(Dataset records)
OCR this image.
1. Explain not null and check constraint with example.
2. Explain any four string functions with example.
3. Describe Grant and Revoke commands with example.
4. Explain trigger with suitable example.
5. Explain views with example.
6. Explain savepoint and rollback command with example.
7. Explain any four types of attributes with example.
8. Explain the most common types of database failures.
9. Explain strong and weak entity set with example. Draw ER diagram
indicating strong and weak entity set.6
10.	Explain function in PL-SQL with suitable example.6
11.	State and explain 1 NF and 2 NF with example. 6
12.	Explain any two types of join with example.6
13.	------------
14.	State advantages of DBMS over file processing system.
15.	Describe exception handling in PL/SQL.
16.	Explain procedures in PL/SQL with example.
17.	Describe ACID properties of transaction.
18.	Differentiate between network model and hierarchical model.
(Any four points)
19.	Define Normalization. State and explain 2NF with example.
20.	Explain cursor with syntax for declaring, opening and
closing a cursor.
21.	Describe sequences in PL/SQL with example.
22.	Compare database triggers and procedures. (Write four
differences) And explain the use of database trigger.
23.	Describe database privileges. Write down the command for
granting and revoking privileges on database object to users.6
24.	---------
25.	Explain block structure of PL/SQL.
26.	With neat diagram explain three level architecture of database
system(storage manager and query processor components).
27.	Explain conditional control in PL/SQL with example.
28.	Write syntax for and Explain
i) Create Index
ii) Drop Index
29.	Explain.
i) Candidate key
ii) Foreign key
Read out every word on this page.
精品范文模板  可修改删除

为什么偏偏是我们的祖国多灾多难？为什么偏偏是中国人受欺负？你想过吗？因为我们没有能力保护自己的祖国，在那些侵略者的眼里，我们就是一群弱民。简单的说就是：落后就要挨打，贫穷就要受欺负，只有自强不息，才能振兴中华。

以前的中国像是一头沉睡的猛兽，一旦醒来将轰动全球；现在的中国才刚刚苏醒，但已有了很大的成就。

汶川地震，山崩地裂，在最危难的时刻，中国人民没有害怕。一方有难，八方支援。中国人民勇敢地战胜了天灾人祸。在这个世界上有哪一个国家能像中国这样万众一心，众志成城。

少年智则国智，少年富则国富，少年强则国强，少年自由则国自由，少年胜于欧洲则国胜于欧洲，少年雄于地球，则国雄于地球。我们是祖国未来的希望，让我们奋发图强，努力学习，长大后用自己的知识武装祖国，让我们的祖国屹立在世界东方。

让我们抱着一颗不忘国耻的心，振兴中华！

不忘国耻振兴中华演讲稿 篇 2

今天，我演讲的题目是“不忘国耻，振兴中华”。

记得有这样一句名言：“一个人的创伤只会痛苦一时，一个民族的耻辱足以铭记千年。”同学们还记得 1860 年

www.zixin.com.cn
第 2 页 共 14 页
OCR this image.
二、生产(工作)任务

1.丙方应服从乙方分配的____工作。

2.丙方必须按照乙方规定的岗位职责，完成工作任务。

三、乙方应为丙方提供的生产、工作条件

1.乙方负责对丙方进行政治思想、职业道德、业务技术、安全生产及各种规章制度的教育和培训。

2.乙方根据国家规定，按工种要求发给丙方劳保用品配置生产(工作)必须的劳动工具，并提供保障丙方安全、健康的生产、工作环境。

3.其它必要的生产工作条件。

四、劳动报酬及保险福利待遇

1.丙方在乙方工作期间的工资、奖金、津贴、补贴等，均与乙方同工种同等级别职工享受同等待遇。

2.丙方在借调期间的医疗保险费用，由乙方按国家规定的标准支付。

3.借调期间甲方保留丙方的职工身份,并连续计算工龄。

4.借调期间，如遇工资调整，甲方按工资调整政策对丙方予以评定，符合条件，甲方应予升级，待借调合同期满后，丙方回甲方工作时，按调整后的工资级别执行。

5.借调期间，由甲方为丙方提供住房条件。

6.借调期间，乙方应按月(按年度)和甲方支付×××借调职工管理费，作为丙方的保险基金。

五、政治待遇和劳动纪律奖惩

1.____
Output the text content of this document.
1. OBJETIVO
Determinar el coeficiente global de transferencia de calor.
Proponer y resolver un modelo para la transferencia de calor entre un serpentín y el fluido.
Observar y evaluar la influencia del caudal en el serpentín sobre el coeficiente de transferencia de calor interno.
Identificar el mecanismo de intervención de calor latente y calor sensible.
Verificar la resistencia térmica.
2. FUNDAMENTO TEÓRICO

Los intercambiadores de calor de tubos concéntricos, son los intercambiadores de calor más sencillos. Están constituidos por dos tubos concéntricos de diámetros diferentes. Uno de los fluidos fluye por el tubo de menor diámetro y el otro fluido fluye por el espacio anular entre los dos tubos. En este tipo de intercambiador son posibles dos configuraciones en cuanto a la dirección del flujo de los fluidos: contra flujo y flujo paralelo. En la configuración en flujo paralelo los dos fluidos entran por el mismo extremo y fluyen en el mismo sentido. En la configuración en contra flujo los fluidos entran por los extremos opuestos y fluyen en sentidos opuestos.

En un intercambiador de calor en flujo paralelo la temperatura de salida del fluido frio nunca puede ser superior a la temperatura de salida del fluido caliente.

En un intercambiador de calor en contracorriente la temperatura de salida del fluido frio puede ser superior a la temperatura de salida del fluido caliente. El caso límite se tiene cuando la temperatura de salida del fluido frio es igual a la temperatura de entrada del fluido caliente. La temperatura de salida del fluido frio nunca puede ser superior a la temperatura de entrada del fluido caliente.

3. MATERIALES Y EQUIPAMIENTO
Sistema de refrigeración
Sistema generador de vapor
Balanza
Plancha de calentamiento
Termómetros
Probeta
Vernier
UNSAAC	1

▶ **Exercise requirements**
Return each entry from above without altering a single character.

▶ **Task response**
OCR this image.
1. Explain not null and check constraint with example.
2. Explain any four string functions with example.
3. Describe Grant and Revoke commands with example.
4. Explain trigger with suitable example.
5. Explain views with example.
6. Explain savepoint and rollback command with example.
7. Explain any four types of attributes with example.
8. Explain the most common types of database failures.
9. Explain strong and weak entity set with example. Draw ER diagram
indicating strong and weak entity set.6
10.	Explain function in PL-SQL with suitable example.6
11.	State and explain 1 NF and 2 NF with example. 6
12.	Explain any two types of join with example.6
13.	------------
14.	State advantages of DBMS over file processing system.
15.	Describe exception handling in PL/SQL.
16.	Explain procedures in PL/SQL with example.
17.	Describe ACID properties of transaction.
18.	Differentiate between network model and hierarchical model.
(Any four points)
19.	Define Normalization. State and explain 2NF with example.
20.	Explain cursor with syntax for declaring, opening and
closing a cursor.
21.	Describe sequences in PL/SQL with example.
22.	Compare database triggers and procedures. (Write four
differences) And explain the use of database trigger.
23.	Describe database privileges. Write down the command for
granting and revoking privileges on database object to users.6
24.	---------
25.	Explain block structure of PL/SQL.
26.	With neat diagram explain three level architecture of database
system(storage manager and query processor components).
27.	Explain conditional control in PL/SQL with example.
28.	Write syntax for and Explain
i) Create Index
ii) Drop Index
29.	Explain.
i) Candidate key
ii) Foreign key
Read out every word on this page.
精品范文模板  可修改删除

为什么偏偏是我们的祖国多灾多难？为什么偏偏是中国人受欺负？你想过吗？因为我们没有能力保护自己的祖国，在那些侵略者的眼里，我们就是一群弱民。简单的说就是：落后就要挨打，贫穷就要受欺负，只有自强不息，才能振兴中华。

以前的中国像是一头沉睡的猛兽，一旦醒来将轰动全球；现在的中国才刚刚苏醒，但已有了很大的成就。

汶川地震，山崩地裂，在最危难的时刻，中国人民没有害怕。一方有难，八方支援。中国人民勇敢地战胜了天灾人祸。在这个世界上有哪一个国家能像中国这样万众一心，众志成城。

少年智则国智，少年富则国富，少年强则国强，少年自由则国自由，少年胜于欧洲则国胜于欧洲，少年雄于地球，则国雄于地球。我们是祖国未来的希望，让我们奋发图强，努力学习，长大后用自己的知识武装祖国，让我们的祖国屹立在世界东方。

让我们抱着一颗不忘国耻的心，振兴中华！

不忘国耻振兴中华演讲稿 篇 2

今天，我演讲的题目是“不忘国耻，振兴中华”。

记得有这样一句名言：“一个人的创伤只会痛苦一时，一个民族的耻辱足以铭记千年。”同学们还记得 1860 年

www.zixin.com.cn
第 2 页 共 14 页
OCR this image.
二、生产(工作)任务

1.丙方应服从乙方分配的____工作。

2.丙方必须按照乙方规定的岗位职责，完成工作任务。

三、乙方应为丙方提供的生产、工作条件

1.乙方负责对丙方进行政治思想、职业道德、业务技术、安全生产及各种规章制度的教育和培训。

2.乙方根据国家规定，按工种要求发给丙方劳保用品配置生产(工作)必须的劳动工具，并提供保障丙方安全、健康的生产、工作环境。

3.其它必要的生产工作条件。

四、劳动报酬及保险福利待遇

1.丙方在乙方工作期间的工资、奖金、津贴、补贴等，均与乙方同工种同等级别职工享受同等待遇。

2.丙方在借调期间的医疗保险费用，由乙方按国家规定的标准支付。

3.借调期间甲方保留丙方的职工身份,并连续计算工龄。

4.借调期间，如遇工资调整，甲方按工资调整政策对丙方予以评定，符合条件，甲方应予升级，待借调合同期满后，丙方回甲方工作时，按调整后的工资级别执行。

5.借调期间，由甲方为丙方提供住房条件。

6.借调期间，乙方应按月(按年度)和甲方支付×××借调职工管理费，作为丙方的保险基金。

五、政治待遇和劳动纪律奖惩

1.____
Output the text content of this document.
1. OBJETIVO
Determinar el coeficiente global de transferencia de calor.
Proponer y resolver un modelo para la transferencia de calor entre un serpentín y el fluido.
Observar y evaluar la influencia del caudal en el serpentín sobre el coeficiente de transferencia de calor interno.
Identificar el mecanismo de intervención de calor latente y calor sensible.
Verificar la resistencia térmica.
2. FUNDAMENTO TEÓRICO

Los intercambiadores de calor de tubos concéntricos, son los intercambiadores de calor más sencillos. Están constituidos por dos tubos concéntricos de diámetros diferentes. Uno de los fluidos fluye por el tubo de menor diámetro y el otro fluido fluye por el espacio anular entre los dos tubos. En este tipo de intercambiador son posibles dos configuraciones en cuanto a la dirección del flujo de los fluidos: contra flujo y flujo paralelo. En la configuración en flujo paralelo los dos fluidos entran por el mismo extremo y fluyen en el mismo sentido. En la configuración en contra flujo los fluidos entran por los extremos opuestos y fluyen en sentidos opuestos.

En un intercambiador de calor en flujo paralelo la temperatura de salida del fluido frio nunca puede ser superior a la temperatura de salida del fluido caliente.

En un intercambiador de calor en contracorriente la temperatura de salida del fluido frio puede ser superior a la temperatura de salida del fluido caliente. El caso límite se tiene cuando la temperatura de salida del fluido frio es igual a la temperatura de entrada del fluido caliente. La temperatura de salida del fluido frio nunca puede ser superior a la temperatura de entrada del fluido caliente.

3. MATERIALES Y EQUIPAMIENTO
Sistema de refrigeración
Sistema generador de vapor
Balanza
Plancha de calentamiento
Termómetros
Probeta
Vernier
UNSAAC	1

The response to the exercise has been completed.